• _What needs to be done_
Output the entries word for word. Omit images.

━━━━

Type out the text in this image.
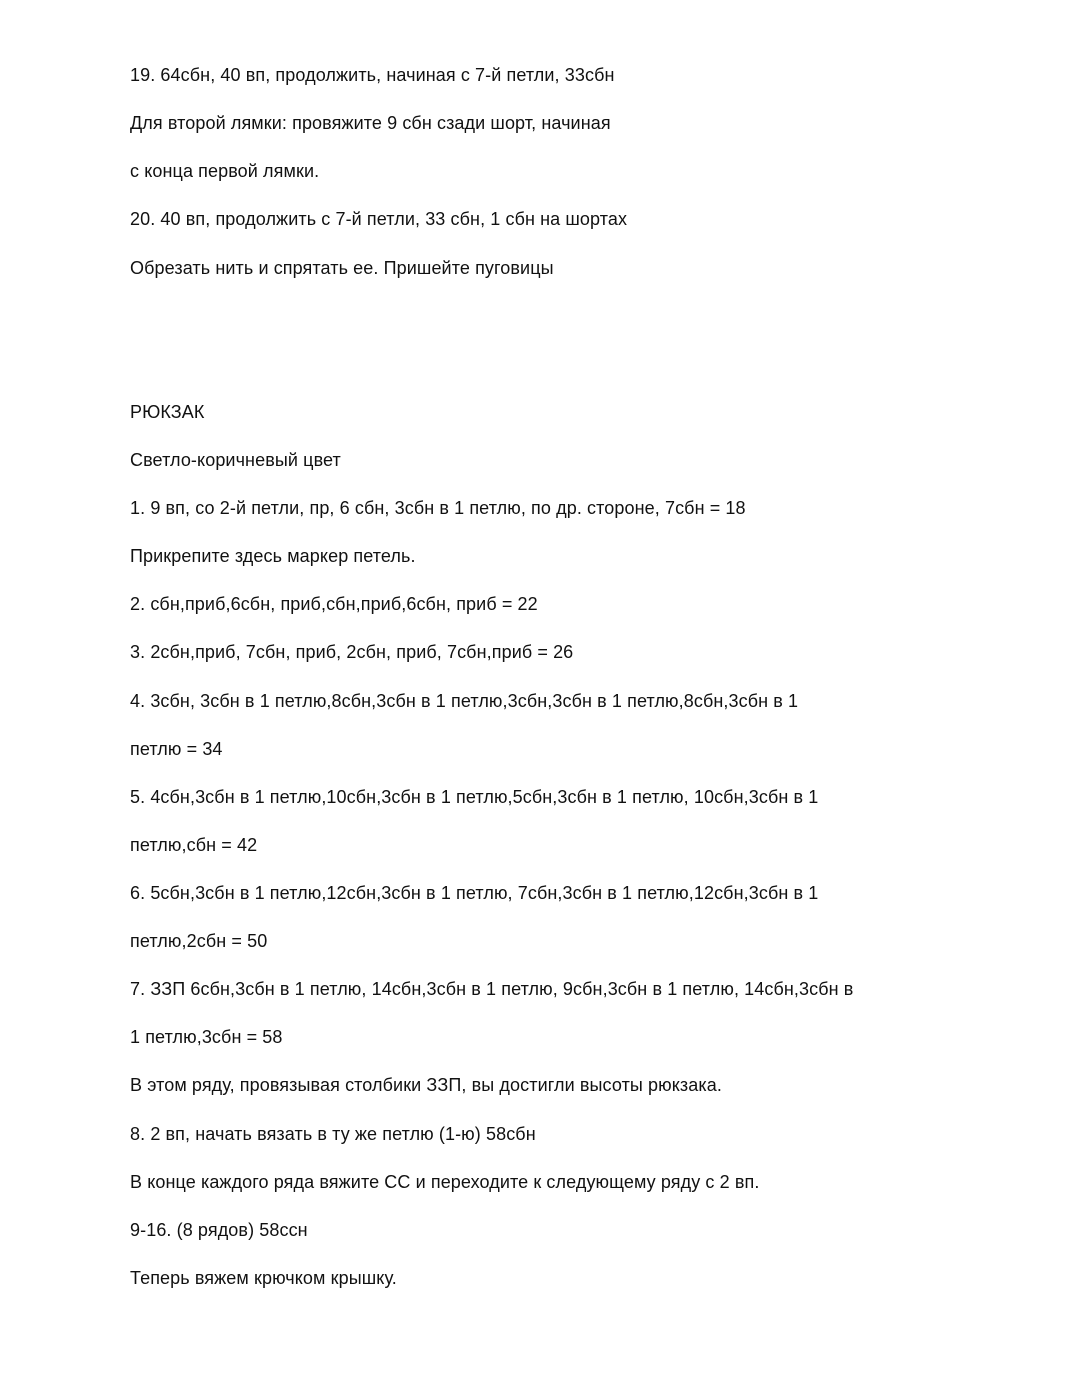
19. 64сбн, 40 вп, продолжить, начиная с 7-й петли, 33сбн
Для второй лямки: провяжите 9 сбн сзади шорт, начиная
с конца первой лямки.
20. 40 вп, продолжить с 7-й петли, 33 сбн, 1 сбн на шортах
Обрезать нить и спрятать ее. Пришейте пуговицы
РЮКЗАК
Светло-коричневый цвет
1. 9 вп, со 2-й петли, пр, 6 сбн, 3сбн в 1 петлю, по др. стороне, 7сбн = 18
Прикрепите здесь маркер петель.
2. сбн,приб,6сбн, приб,сбн,приб,6сбн, приб = 22
3. 2сбн,приб, 7сбн, приб, 2сбн, приб, 7сбн,приб = 26
4. 3сбн, 3сбн в 1 петлю,8сбн,3сбн в 1 петлю,3сбн,3сбн в 1 петлю,8сбн,3сбн в 1
петлю = 34
5. 4сбн,3сбн в 1 петлю,10сбн,3сбн в 1 петлю,5сбн,3сбн в 1 петлю, 10сбн,3сбн в 1
петлю,сбн = 42
6. 5сбн,3сбн в 1 петлю,12сбн,3сбн в 1 петлю, 7сбн,3сбн в 1 петлю,12сбн,3сбн в 1
петлю,2сбн = 50
7. ЗЗП 6сбн,3сбн в 1 петлю, 14сбн,3сбн в 1 петлю, 9сбн,3сбн в 1 петлю, 14сбн,3сбн в
1 петлю,3сбн = 58
В этом ряду, провязывая столбики ЗЗП, вы достигли высоты рюкзака.
8. 2 вп, начать вязать в ту же петлю (1-ю) 58сбн
В конце каждого ряда вяжите СС и переходите к следующему ряду с 2 вп.
9-16. (8 рядов) 58ссн
Теперь вяжем крючком крышку.
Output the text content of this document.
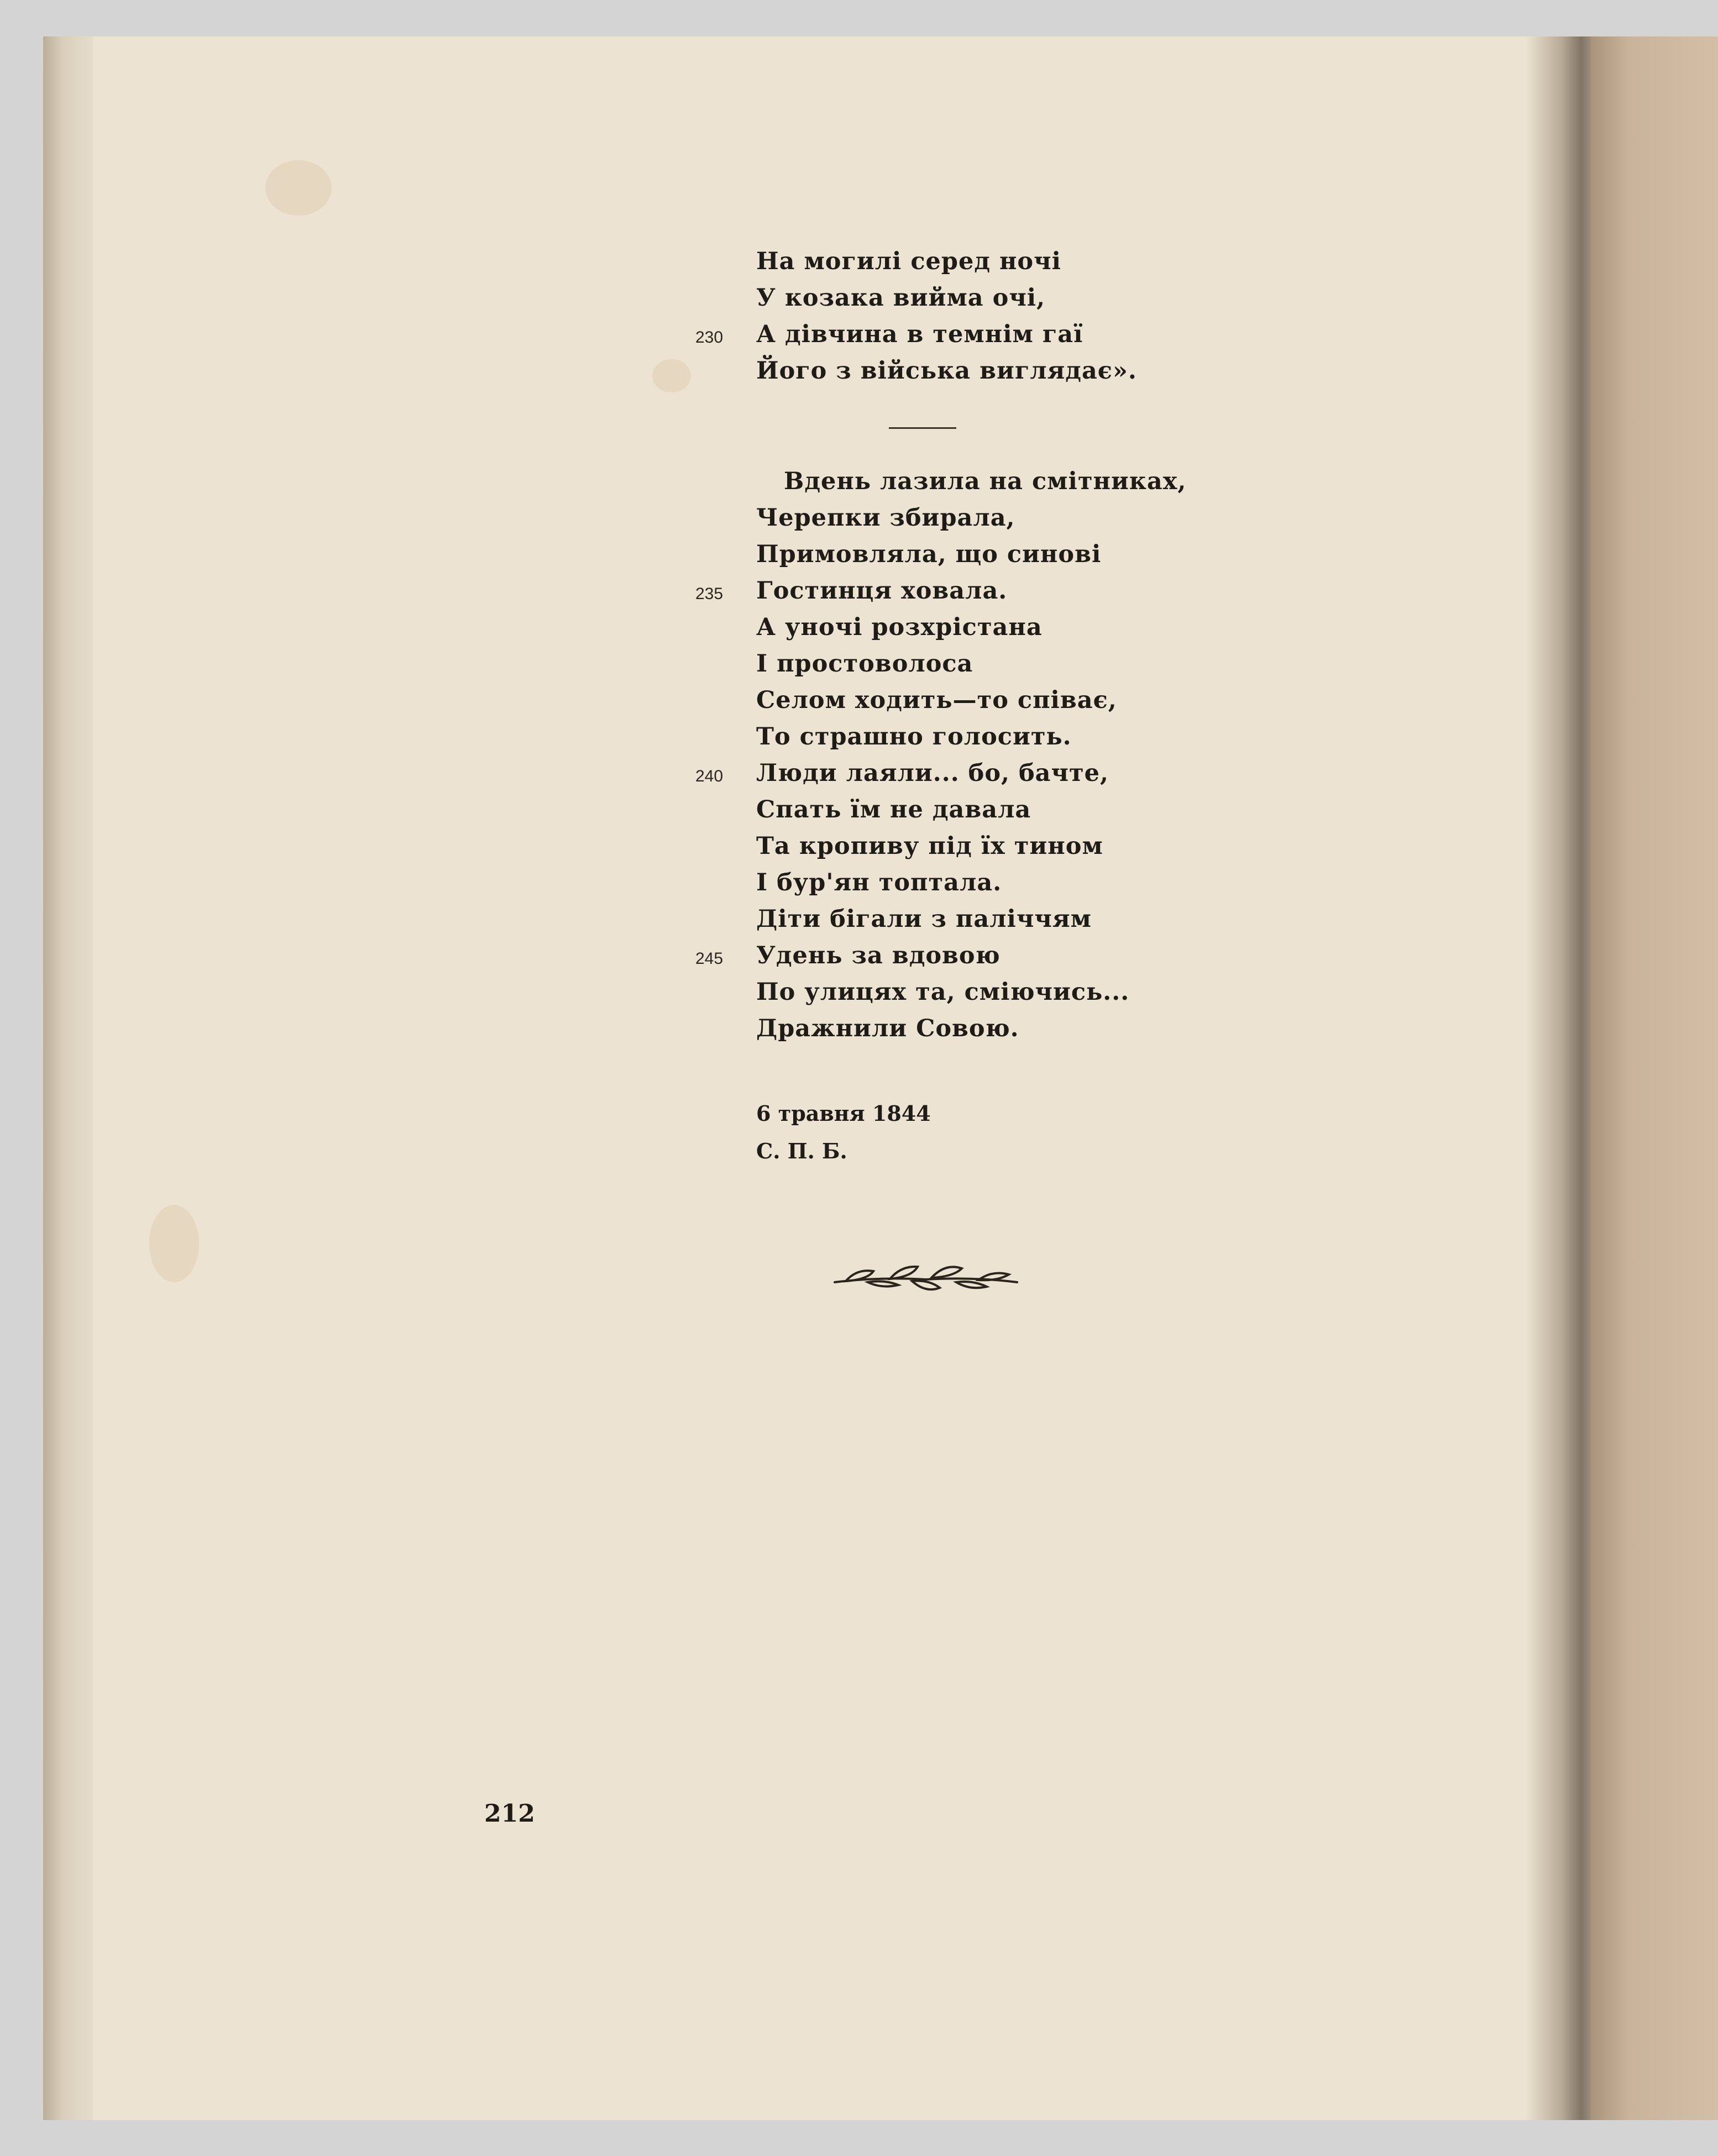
На могилі серед ночі
У козака вийма очі,
230 А дівчина в темнім гаї
Його з війська виглядає».
Вдень лазила на смітниках,
Черепки збирала,
Примовляла, що синові
235 Гостинця ховала.
А уночі розхрістана
І простоволоса
Селом ходить—то співає,
То страшно голосить.
240 Люди лаяли... бо, бачте,
Спать їм не давала
Та кропиву під їх тином
І бур'ян топтала.
Діти бігали з паліччям
245 Удень за вдовою
По улицях та, сміючись...
Дражнили Совою.
6 травня 1844
С. П. Б.
212
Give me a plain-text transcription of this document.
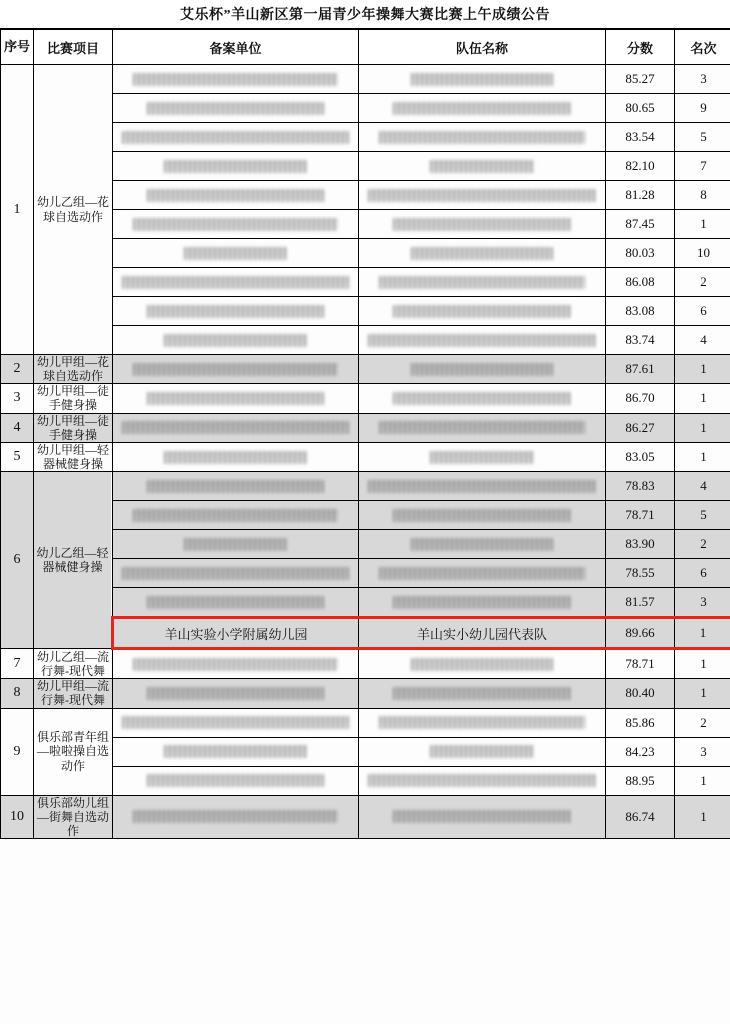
艾乐杯”羊山新区第一届青少年操舞大赛比赛上午成绩公告
序号	比赛项目	备案单位	队伍名称	分数	名次
1	幼儿乙组—花球自选动作			85.27	3

			80.65	9

			83.54	5

			82.10	7

			81.28	8

			87.45	1

			80.03	10

			86.08	2

			83.08	6

			83.74	4
2	幼儿甲组—花球自选动作			87.61	1
3	幼儿甲组—徒手健身操			86.70	1
4	幼儿甲组—徒手健身操			86.27	1
5	幼儿甲组—轻器械健身操			83.05	1
6	幼儿乙组—轻器械健身操			78.83	4

			78.71	5

			83.90	2

			78.55	6

			81.57	3
		羊山实验小学附属幼儿园	羊山实小幼儿园代表队	89.66	1
7	幼儿乙组—流行舞-现代舞			78.71	1
8	幼儿甲组—流行舞-现代舞			80.40	1
9	俱乐部青年组—啦啦操自选动作			85.86	2

			84.23	3

			88.95	1
10	俱乐部幼儿组—街舞自选动作			86.74	1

━━━━

• _Response to this exercise_
Type out the text in this image.
19. 64сбн, 40 вп, продолжить, начиная с 7-й петли, 33сбн
Для второй лямки: провяжите 9 сбн сзади шорт, начиная
с конца первой лямки.
20. 40 вп, продолжить с 7-й петли, 33 сбн, 1 сбн на шортах
Обрезать нить и спрятать ее. Пришейте пуговицы
РЮКЗАК
Светло-коричневый цвет
1. 9 вп, со 2-й петли, пр, 6 сбн, 3сбн в 1 петлю, по др. стороне, 7сбн = 18
Прикрепите здесь маркер петель.
2. сбн,приб,6сбн, приб,сбн,приб,6сбн, приб = 22
3. 2сбн,приб, 7сбн, приб, 2сбн, приб, 7сбн,приб = 26
4. 3сбн, 3сбн в 1 петлю,8сбн,3сбн в 1 петлю,3сбн,3сбн в 1 петлю,8сбн,3сбн в 1
петлю = 34
5. 4сбн,3сбн в 1 петлю,10сбн,3сбн в 1 петлю,5сбн,3сбн в 1 петлю, 10сбн,3сбн в 1
петлю,сбн = 42
6. 5сбн,3сбн в 1 петлю,12сбн,3сбн в 1 петлю, 7сбн,3сбн в 1 петлю,12сбн,3сбн в 1
петлю,2сбн = 50
7. ЗЗП 6сбн,3сбн в 1 петлю, 14сбн,3сбн в 1 петлю, 9сбн,3сбн в 1 петлю, 14сбн,3сбн в
1 петлю,3сбн = 58
В этом ряду, провязывая столбики ЗЗП, вы достигли высоты рюкзака.
8. 2 вп, начать вязать в ту же петлю (1-ю) 58сбн
В конце каждого ряда вяжите СС и переходите к следующему ряду с 2 вп.
9-16. (8 рядов) 58ссн
Теперь вяжем крючком крышку.
Output the text content of this document.
На могилі серед ночі
У козака вийма очі,
230 А дівчина в темнім гаї
Його з війська виглядає».
Вдень лазила на смітниках,
Черепки збирала,
Примовляла, що синові
235 Гостинця ховала.
А уночі розхрістана
І простоволоса
Селом ходить—то співає,
То страшно голосить.
240 Люди лаяли... бо, бачте,
Спать їм не давала
Та кропиву під їх тином
І бур'ян топтала.
Діти бігали з паліччям
245 Удень за вдовою
По улицях та, сміючись...
Дражнили Совою.
6 травня 1844
С. П. Б.
212
Give me a plain-text transcription of this document.
艾乐杯”羊山新区第一届青少年操舞大赛比赛上午成绩公告
序号	比赛项目	备案单位	队伍名称	分数	名次
1	幼儿乙组—花球自选动作			85.27	3

			80.65	9

			83.54	5

			82.10	7

			81.28	8

			87.45	1

			80.03	10

			86.08	2

			83.08	6

			83.74	4
2	幼儿甲组—花球自选动作			87.61	1
3	幼儿甲组—徒手健身操			86.70	1
4	幼儿甲组—徒手健身操			86.27	1
5	幼儿甲组—轻器械健身操			83.05	1
6	幼儿乙组—轻器械健身操			78.83	4

			78.71	5

			83.90	2

			78.55	6

			81.57	3
		羊山实验小学附属幼儿园	羊山实小幼儿园代表队	89.66	1
7	幼儿乙组—流行舞-现代舞			78.71	1
8	幼儿甲组—流行舞-现代舞			80.40	1
9	俱乐部青年组—啦啦操自选动作			85.86	2

			84.23	3

			88.95	1
10	俱乐部幼儿组—街舞自选动作			86.74	1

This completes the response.